Problem statement: Transcribe all of the records precisely as they are presented.

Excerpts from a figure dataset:
════════
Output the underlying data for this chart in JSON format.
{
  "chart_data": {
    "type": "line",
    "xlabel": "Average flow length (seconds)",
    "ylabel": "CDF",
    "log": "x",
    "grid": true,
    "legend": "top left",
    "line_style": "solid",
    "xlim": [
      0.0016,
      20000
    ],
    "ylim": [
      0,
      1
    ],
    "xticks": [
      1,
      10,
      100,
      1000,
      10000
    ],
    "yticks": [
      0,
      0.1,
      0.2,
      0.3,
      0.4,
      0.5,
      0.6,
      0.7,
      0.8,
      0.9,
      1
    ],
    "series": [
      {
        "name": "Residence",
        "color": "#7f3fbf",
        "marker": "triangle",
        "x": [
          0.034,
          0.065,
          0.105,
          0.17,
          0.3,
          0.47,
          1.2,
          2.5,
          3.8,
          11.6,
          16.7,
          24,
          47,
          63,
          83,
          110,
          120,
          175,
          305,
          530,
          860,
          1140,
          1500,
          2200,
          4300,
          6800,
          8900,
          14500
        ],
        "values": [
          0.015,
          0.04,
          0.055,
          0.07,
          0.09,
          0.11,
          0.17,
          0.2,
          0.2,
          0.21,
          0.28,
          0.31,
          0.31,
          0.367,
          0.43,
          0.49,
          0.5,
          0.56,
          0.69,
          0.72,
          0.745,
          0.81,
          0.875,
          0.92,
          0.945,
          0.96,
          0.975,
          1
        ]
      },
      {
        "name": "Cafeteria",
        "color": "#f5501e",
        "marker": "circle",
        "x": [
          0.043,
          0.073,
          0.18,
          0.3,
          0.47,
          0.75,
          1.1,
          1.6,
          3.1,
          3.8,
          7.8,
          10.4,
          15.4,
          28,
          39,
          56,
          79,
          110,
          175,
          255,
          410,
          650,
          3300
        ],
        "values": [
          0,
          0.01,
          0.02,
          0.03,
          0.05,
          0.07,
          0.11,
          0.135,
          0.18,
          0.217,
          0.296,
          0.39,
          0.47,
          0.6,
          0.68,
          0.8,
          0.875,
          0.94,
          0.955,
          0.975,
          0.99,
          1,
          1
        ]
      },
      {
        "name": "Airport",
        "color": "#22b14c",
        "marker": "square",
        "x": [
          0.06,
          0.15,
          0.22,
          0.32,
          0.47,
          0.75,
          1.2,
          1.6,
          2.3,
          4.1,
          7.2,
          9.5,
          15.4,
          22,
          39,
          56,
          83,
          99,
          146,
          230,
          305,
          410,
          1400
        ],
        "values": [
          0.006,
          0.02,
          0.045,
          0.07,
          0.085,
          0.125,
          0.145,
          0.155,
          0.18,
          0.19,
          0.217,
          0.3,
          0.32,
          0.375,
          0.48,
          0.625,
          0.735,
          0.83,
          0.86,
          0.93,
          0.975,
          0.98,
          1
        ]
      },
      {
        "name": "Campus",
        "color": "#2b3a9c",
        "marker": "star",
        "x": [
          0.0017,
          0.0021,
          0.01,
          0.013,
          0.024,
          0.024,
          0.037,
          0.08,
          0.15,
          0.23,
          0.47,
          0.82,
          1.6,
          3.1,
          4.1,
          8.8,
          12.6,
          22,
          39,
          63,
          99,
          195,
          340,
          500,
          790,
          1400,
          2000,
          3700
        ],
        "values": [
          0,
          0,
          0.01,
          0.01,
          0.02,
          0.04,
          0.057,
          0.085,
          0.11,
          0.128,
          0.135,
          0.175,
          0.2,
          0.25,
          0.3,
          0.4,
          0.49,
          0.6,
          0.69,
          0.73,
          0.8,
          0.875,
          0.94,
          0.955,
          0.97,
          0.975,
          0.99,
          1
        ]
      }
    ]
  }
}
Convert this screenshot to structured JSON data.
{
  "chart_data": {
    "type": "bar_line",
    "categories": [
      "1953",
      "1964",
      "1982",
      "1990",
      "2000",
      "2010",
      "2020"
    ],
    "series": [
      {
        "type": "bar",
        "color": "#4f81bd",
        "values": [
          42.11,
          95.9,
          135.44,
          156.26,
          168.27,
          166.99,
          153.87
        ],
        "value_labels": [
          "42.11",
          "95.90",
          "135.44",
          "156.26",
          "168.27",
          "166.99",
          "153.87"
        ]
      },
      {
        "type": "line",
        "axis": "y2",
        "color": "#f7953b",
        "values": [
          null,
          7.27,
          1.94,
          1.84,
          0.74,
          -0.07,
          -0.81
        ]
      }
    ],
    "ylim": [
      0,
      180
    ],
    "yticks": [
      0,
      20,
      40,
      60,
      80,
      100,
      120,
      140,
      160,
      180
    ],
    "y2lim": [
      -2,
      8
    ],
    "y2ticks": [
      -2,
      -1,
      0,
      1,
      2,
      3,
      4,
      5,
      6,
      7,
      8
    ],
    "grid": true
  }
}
════════
Solution to the problem:
Output the underlying data for this chart in JSON format.
{
  "chart_data": {
    "type": "line",
    "xlabel": "Average flow length (seconds)",
    "ylabel": "CDF",
    "log": "x",
    "grid": true,
    "legend": "top left",
    "line_style": "solid",
    "xlim": [
      0.0016,
      20000
    ],
    "ylim": [
      0,
      1
    ],
    "xticks": [
      1,
      10,
      100,
      1000,
      10000
    ],
    "yticks": [
      0,
      0.1,
      0.2,
      0.3,
      0.4,
      0.5,
      0.6,
      0.7,
      0.8,
      0.9,
      1
    ],
    "series": [
      {
        "name": "Residence",
        "color": "#7f3fbf",
        "marker": "triangle",
        "x": [
          0.034,
          0.065,
          0.105,
          0.17,
          0.3,
          0.47,
          1.2,
          2.5,
          3.8,
          11.6,
          16.7,
          24,
          47,
          63,
          83,
          110,
          120,
          175,
          305,
          530,
          860,
          1140,
          1500,
          2200,
          4300,
          6800,
          8900,
          14500
        ],
        "values": [
          0.015,
          0.04,
          0.055,
          0.07,
          0.09,
          0.11,
          0.17,
          0.2,
          0.2,
          0.21,
          0.28,
          0.31,
          0.31,
          0.367,
          0.43,
          0.49,
          0.5,
          0.56,
          0.69,
          0.72,
          0.745,
          0.81,
          0.875,
          0.92,
          0.945,
          0.96,
          0.975,
          1
        ]
      },
      {
        "name": "Cafeteria",
        "color": "#f5501e",
        "marker": "circle",
        "x": [
          0.043,
          0.073,
          0.18,
          0.3,
          0.47,
          0.75,
          1.1,
          1.6,
          3.1,
          3.8,
          7.8,
          10.4,
          15.4,
          28,
          39,
          56,
          79,
          110,
          175,
          255,
          410,
          650,
          3300
        ],
        "values": [
          0,
          0.01,
          0.02,
          0.03,
          0.05,
          0.07,
          0.11,
          0.135,
          0.18,
          0.217,
          0.296,
          0.39,
          0.47,
          0.6,
          0.68,
          0.8,
          0.875,
          0.94,
          0.955,
          0.975,
          0.99,
          1,
          1
        ]
      },
      {
        "name": "Airport",
        "color": "#22b14c",
        "marker": "square",
        "x": [
          0.06,
          0.15,
          0.22,
          0.32,
          0.47,
          0.75,
          1.2,
          1.6,
          2.3,
          4.1,
          7.2,
          9.5,
          15.4,
          22,
          39,
          56,
          83,
          99,
          146,
          230,
          305,
          410,
          1400
        ],
        "values": [
          0.006,
          0.02,
          0.045,
          0.07,
          0.085,
          0.125,
          0.145,
          0.155,
          0.18,
          0.19,
          0.217,
          0.3,
          0.32,
          0.375,
          0.48,
          0.625,
          0.735,
          0.83,
          0.86,
          0.93,
          0.975,
          0.98,
          1
        ]
      },
      {
        "name": "Campus",
        "color": "#2b3a9c",
        "marker": "star",
        "x": [
          0.0017,
          0.0021,
          0.01,
          0.013,
          0.024,
          0.024,
          0.037,
          0.08,
          0.15,
          0.23,
          0.47,
          0.82,
          1.6,
          3.1,
          4.1,
          8.8,
          12.6,
          22,
          39,
          63,
          99,
          195,
          340,
          500,
          790,
          1400,
          2000,
          3700
        ],
        "values": [
          0,
          0,
          0.01,
          0.01,
          0.02,
          0.04,
          0.057,
          0.085,
          0.11,
          0.128,
          0.135,
          0.175,
          0.2,
          0.25,
          0.3,
          0.4,
          0.49,
          0.6,
          0.69,
          0.73,
          0.8,
          0.875,
          0.94,
          0.955,
          0.97,
          0.975,
          0.99,
          1
        ]
      }
    ]
  }
}
Convert this screenshot to structured JSON data.
{
  "chart_data": {
    "type": "bar_line",
    "categories": [
      "1953",
      "1964",
      "1982",
      "1990",
      "2000",
      "2010",
      "2020"
    ],
    "series": [
      {
        "type": "bar",
        "color": "#4f81bd",
        "values": [
          42.11,
          95.9,
          135.44,
          156.26,
          168.27,
          166.99,
          153.87
        ],
        "value_labels": [
          "42.11",
          "95.90",
          "135.44",
          "156.26",
          "168.27",
          "166.99",
          "153.87"
        ]
      },
      {
        "type": "line",
        "axis": "y2",
        "color": "#f7953b",
        "values": [
          null,
          7.27,
          1.94,
          1.84,
          0.74,
          -0.07,
          -0.81
        ]
      }
    ],
    "ylim": [
      0,
      180
    ],
    "yticks": [
      0,
      20,
      40,
      60,
      80,
      100,
      120,
      140,
      160,
      180
    ],
    "y2lim": [
      -2,
      8
    ],
    "y2ticks": [
      -2,
      -1,
      0,
      1,
      2,
      3,
      4,
      5,
      6,
      7,
      8
    ],
    "grid": true
  }
}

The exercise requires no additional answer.